-- BEGIN --

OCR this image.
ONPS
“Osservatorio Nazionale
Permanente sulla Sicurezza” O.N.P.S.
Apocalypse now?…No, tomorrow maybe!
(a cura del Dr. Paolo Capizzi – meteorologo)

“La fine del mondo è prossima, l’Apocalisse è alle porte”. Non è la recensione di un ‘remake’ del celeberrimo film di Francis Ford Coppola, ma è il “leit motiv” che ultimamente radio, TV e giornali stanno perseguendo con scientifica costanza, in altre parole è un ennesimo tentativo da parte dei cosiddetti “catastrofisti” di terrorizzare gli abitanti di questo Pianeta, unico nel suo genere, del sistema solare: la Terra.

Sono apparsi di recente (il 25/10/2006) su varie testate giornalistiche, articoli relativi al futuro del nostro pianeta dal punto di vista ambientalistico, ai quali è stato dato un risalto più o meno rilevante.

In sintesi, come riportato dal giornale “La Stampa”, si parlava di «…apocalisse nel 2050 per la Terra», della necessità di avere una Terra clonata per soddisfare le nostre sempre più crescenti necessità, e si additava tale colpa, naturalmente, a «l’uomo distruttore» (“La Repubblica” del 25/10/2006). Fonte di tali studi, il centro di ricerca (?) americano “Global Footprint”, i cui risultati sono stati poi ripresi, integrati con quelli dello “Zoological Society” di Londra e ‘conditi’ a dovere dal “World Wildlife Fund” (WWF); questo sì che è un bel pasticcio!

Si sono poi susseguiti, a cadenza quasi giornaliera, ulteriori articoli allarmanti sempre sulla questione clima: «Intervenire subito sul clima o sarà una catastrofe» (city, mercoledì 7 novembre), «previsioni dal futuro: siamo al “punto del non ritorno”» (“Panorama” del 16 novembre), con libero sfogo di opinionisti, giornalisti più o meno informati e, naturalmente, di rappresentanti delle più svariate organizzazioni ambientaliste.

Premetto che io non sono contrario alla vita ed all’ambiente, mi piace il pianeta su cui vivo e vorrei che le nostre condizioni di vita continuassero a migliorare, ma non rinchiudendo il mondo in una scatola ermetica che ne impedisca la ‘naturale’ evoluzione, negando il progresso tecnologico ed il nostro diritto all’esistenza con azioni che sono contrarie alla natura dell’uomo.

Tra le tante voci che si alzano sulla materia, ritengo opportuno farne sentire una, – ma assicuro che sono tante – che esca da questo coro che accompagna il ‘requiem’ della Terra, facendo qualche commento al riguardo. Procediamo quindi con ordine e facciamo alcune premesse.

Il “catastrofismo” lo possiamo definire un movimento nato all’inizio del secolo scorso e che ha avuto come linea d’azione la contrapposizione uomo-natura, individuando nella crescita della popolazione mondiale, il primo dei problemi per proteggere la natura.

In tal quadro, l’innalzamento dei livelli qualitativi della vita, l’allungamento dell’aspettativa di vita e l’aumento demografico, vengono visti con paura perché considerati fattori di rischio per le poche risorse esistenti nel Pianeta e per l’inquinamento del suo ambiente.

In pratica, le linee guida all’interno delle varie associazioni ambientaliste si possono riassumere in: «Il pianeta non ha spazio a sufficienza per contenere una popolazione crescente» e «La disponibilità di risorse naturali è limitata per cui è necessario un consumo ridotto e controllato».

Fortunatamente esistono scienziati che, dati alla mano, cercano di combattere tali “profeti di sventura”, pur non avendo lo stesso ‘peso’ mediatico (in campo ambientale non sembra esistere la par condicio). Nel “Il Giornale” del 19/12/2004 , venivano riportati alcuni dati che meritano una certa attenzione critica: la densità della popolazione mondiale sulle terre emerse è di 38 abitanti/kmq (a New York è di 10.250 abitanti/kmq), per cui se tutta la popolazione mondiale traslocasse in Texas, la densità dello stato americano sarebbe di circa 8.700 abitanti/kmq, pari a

-- END --

Retype the material in full, character for character.

### [RESULT FOR THIS TASK]
OCR this image.
ONPS
“Osservatorio Nazionale
Permanente sulla Sicurezza” O.N.P.S.
Apocalypse now?…No, tomorrow maybe!
(a cura del Dr. Paolo Capizzi – meteorologo)

“La fine del mondo è prossima, l’Apocalisse è alle porte”. Non è la recensione di un ‘remake’ del celeberrimo film di Francis Ford Coppola, ma è il “leit motiv” che ultimamente radio, TV e giornali stanno perseguendo con scientifica costanza, in altre parole è un ennesimo tentativo da parte dei cosiddetti “catastrofisti” di terrorizzare gli abitanti di questo Pianeta, unico nel suo genere, del sistema solare: la Terra.

Sono apparsi di recente (il 25/10/2006) su varie testate giornalistiche, articoli relativi al futuro del nostro pianeta dal punto di vista ambientalistico, ai quali è stato dato un risalto più o meno rilevante.

In sintesi, come riportato dal giornale “La Stampa”, si parlava di «…apocalisse nel 2050 per la Terra», della necessità di avere una Terra clonata per soddisfare le nostre sempre più crescenti necessità, e si additava tale colpa, naturalmente, a «l’uomo distruttore» (“La Repubblica” del 25/10/2006). Fonte di tali studi, il centro di ricerca (?) americano “Global Footprint”, i cui risultati sono stati poi ripresi, integrati con quelli dello “Zoological Society” di Londra e ‘conditi’ a dovere dal “World Wildlife Fund” (WWF); questo sì che è un bel pasticcio!

Si sono poi susseguiti, a cadenza quasi giornaliera, ulteriori articoli allarmanti sempre sulla questione clima: «Intervenire subito sul clima o sarà una catastrofe» (city, mercoledì 7 novembre), «previsioni dal futuro: siamo al “punto del non ritorno”» (“Panorama” del 16 novembre), con libero sfogo di opinionisti, giornalisti più o meno informati e, naturalmente, di rappresentanti delle più svariate organizzazioni ambientaliste.

Premetto che io non sono contrario alla vita ed all’ambiente, mi piace il pianeta su cui vivo e vorrei che le nostre condizioni di vita continuassero a migliorare, ma non rinchiudendo il mondo in una scatola ermetica che ne impedisca la ‘naturale’ evoluzione, negando il progresso tecnologico ed il nostro diritto all’esistenza con azioni che sono contrarie alla natura dell’uomo.

Tra le tante voci che si alzano sulla materia, ritengo opportuno farne sentire una, – ma assicuro che sono tante – che esca da questo coro che accompagna il ‘requiem’ della Terra, facendo qualche commento al riguardo. Procediamo quindi con ordine e facciamo alcune premesse.

Il “catastrofismo” lo possiamo definire un movimento nato all’inizio del secolo scorso e che ha avuto come linea d’azione la contrapposizione uomo-natura, individuando nella crescita della popolazione mondiale, il primo dei problemi per proteggere la natura.

In tal quadro, l’innalzamento dei livelli qualitativi della vita, l’allungamento dell’aspettativa di vita e l’aumento demografico, vengono visti con paura perché considerati fattori di rischio per le poche risorse esistenti nel Pianeta e per l’inquinamento del suo ambiente.

In pratica, le linee guida all’interno delle varie associazioni ambientaliste si possono riassumere in: «Il pianeta non ha spazio a sufficienza per contenere una popolazione crescente» e «La disponibilità di risorse naturali è limitata per cui è necessario un consumo ridotto e controllato».

Fortunatamente esistono scienziati che, dati alla mano, cercano di combattere tali “profeti di sventura”, pur non avendo lo stesso ‘peso’ mediatico (in campo ambientale non sembra esistere la par condicio). Nel “Il Giornale” del 19/12/2004 , venivano riportati alcuni dati che meritano una certa attenzione critica: la densità della popolazione mondiale sulle terre emerse è di 38 abitanti/kmq (a New York è di 10.250 abitanti/kmq), per cui se tutta la popolazione mondiale traslocasse in Texas, la densità dello stato americano sarebbe di circa 8.700 abitanti/kmq, pari a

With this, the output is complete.